■ PROMPT ■
Show, in full, each line of the data that contains "GRAMMAR".

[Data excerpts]
- - - - -
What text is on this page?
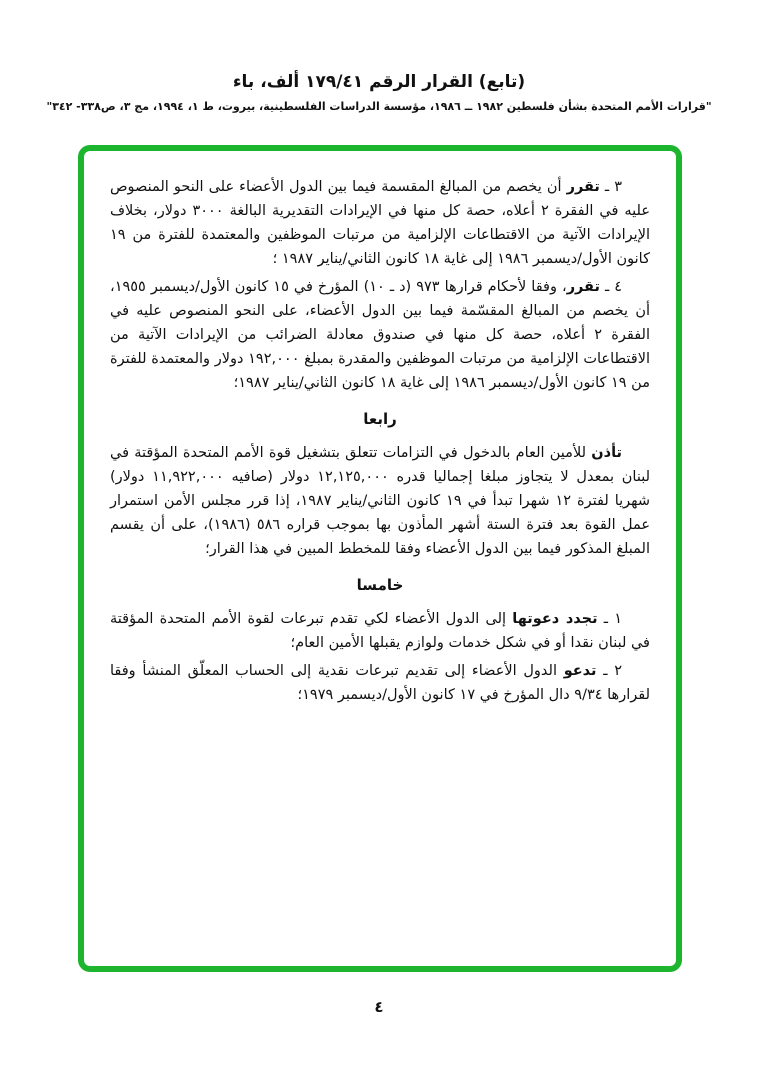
(تابع) القرار الرقم ١٧٩/٤١ ألف، باء
"قرارات الأمم المتحدة بشأن فلسطين ١٩٨٢ ــ ١٩٨٦، مؤسسة الدراسات الفلسطينية، بيروت، ط ١، ١٩٩٤، مج ٣، ص٣٣٨- ٣٤٢"

٣ ـ تقرر أن يخصم من المبالغ المقسمة فيما بين الدول الأعضاء على النحو المنصوص عليه في الفقرة ٢ أعلاه، حصة كل منها في الإيرادات التقديرية البالغة ٣٠٠٠ دولار، بخلاف الإيرادات الآتية من الاقتطاعات الإلزامية من مرتبات الموظفين والمعتمدة للفترة من ١٩ كانون الأول/ديسمبر ١٩٨٦ إلى غاية ١٨ كانون الثاني/يناير ١٩٨٧ ؛

٤ ـ تقرر، وفقا لأحكام قرارها ٩٧٣ (د ـ ١٠) المؤرخ في ١٥ كانون الأول/ديسمبر ١٩٥٥، أن يخصم من المبالغ المقسّمة فيما بين الدول الأعضاء، على النحو المنصوص عليه في الفقرة ٢ أعلاه، حصة كل منها في صندوق معادلة الضرائب من الإيرادات الآتية من الاقتطاعات الإلزامية من مرتبات الموظفين والمقدرة بمبلغ ١٩٢,٠٠٠ دولار والمعتمدة للفترة من ١٩ كانون الأول/ديسمبر ١٩٨٦ إلى غاية ١٨ كانون الثاني/يناير ١٩٨٧؛

رابعا

تأذن للأمين العام بالدخول في التزامات تتعلق بتشغيل قوة الأمم المتحدة المؤقتة في لبنان بمعدل لا يتجاوز مبلغا إجماليا قدره ١٢,١٢٥,٠٠٠ دولار (صافيه ١١,٩٢٢,٠٠٠ دولار) شهريا لفترة ١٢ شهرا تبدأ في ١٩ كانون الثاني/يناير ١٩٨٧، إذا قرر مجلس الأمن استمرار عمل القوة بعد فترة الستة أشهر المأذون بها بموجب قراره ٥٨٦ (١٩٨٦)، على أن يقسم المبلغ المذكور فيما بين الدول الأعضاء وفقا للمخطط المبين في هذا القرار؛

خامسا

١ ـ تجدد دعوتها إلى الدول الأعضاء لكي تقدم تبرعات لقوة الأمم المتحدة المؤقتة في لبنان نقدا أو في شكل خدمات ولوازم يقبلها الأمين العام؛

٢ ـ تدعو الدول الأعضاء إلى تقديم تبرعات نقدية إلى الحساب المعلّق المنشأ وفقا لقرارها ٩/٣٤ دال المؤرخ في ١٧ كانون الأول/ديسمبر ١٩٧٩؛

٤
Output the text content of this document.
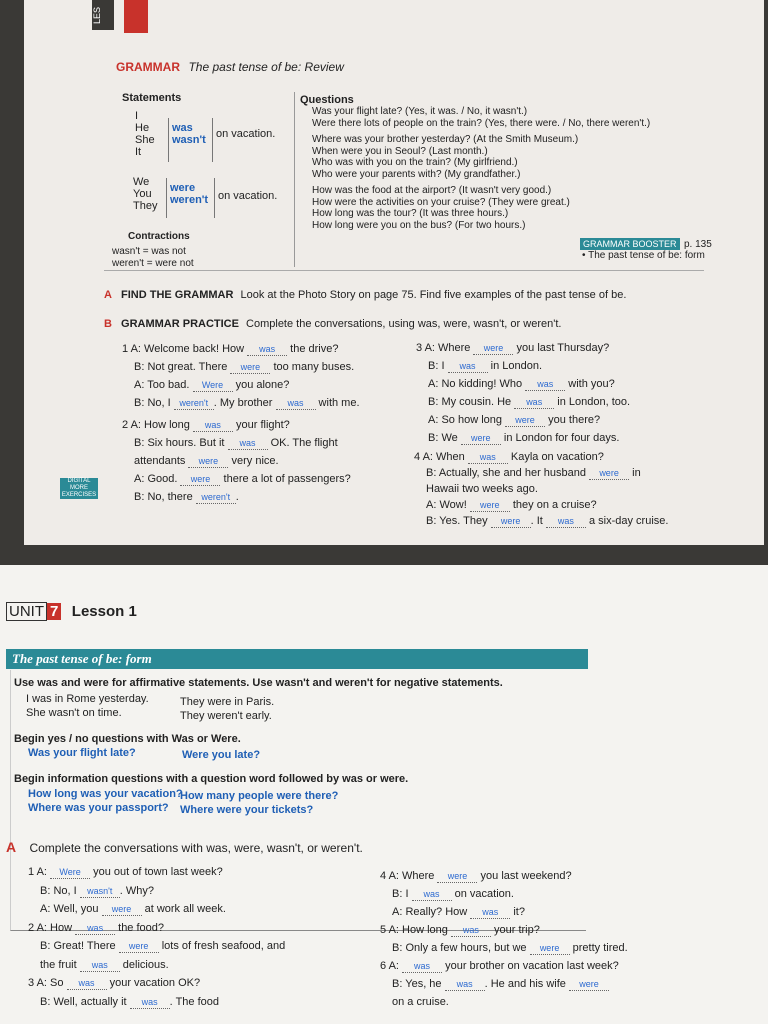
LES
GRAMMAR The past tense of be: Review
Statements
I
He
She
It
was
wasn't on vacation.
We
You
They
were
weren't on vacation.
Contractions
wasn't = was not
weren't = were not
Questions
Was your flight late? (Yes, it was. / No, it wasn't.)
Were there lots of people on the train? (Yes, there were. / No, there weren't.)
Where was your brother yesterday? (At the Smith Museum.)
When were you in Seoul? (Last month.)
Who was with you on the train? (My girlfriend.)
Who were your parents with? (My grandfather.)
How was the food at the airport? (It wasn't very good.)
How were the activities on your cruise? (They were great.)
How long was the tour? (It was three hours.)
How long were you on the bus? (For two hours.)
GRAMMAR BOOSTER p. 135
• The past tense of be: form
A FIND THE GRAMMAR Look at the Photo Story on page 75. Find five examples of the past tense of be.
B GRAMMAR PRACTICE Complete the conversations, using was, were, wasn't, or weren't.
DIGITAL MORE EXERCISES
1 A: Welcome back! How was the drive?
B: Not great. There were too many buses.
A: Too bad. Were you alone?
B: No, I weren't . My brother was with me.
2 A: How long was your flight?
B: Six hours. But it was OK. The flight
attendants were very nice.
A: Good. were there a lot of passengers?
B: No, there weren't .
3 A: Where were you last Thursday?
B: I was in London.
A: No kidding! Who was with you?
B: My cousin. He was in London, too.
A: So how long were you there?
B: We were in London for four days.
4 A: When was Kayla on vacation?
B: Actually, she and her husband were in
Hawaii two weeks ago.
A: Wow! were they on a cruise?
B: Yes. They were . It was a six-day cruise.
UNIT 7 Lesson 1
The past tense of be: form
Use was and were for affirmative statements. Use wasn't and weren't for negative statements.
I was in Rome yesterday.
She wasn't on time.
They were in Paris.
They weren't early.
Begin yes / no questions with Was or Were.
Was your flight late?	Were you late?
Begin information questions with a question word followed by was or were.
How long was your vacation?
Where was your passport?
How many people were there?
Where were your tickets?
A Complete the conversations with was, were, wasn't, or weren't.
1 A: Were you out of town last week?
B: No, I wasn't . Why?
A: Well, you were at work all week.
2 A: How was the food?
B: Great! There were lots of fresh seafood, and
the fruit was delicious.
3 A: So was your vacation OK?
B: Well, actually it was . The food
4 A: Where were you last weekend?
B: I was on vacation.
A: Really? How was it?
5 A: How long was your trip?
B: Only a few hours, but we were pretty tired.
6 A: was your brother on vacation last week?
B: Yes, he was . He and his wife were
on a cruise.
- - - - -
■ SOLUTION ■
GRAMMAR The past tense of be: Review
GRAMMAR BOOSTER p. 135
A FIND THE GRAMMAR Look at the Photo Story on page 75. Find five examples of the past tense of be.
B GRAMMAR PRACTICE Complete the conversations, using was, were, wasn't, or weren't.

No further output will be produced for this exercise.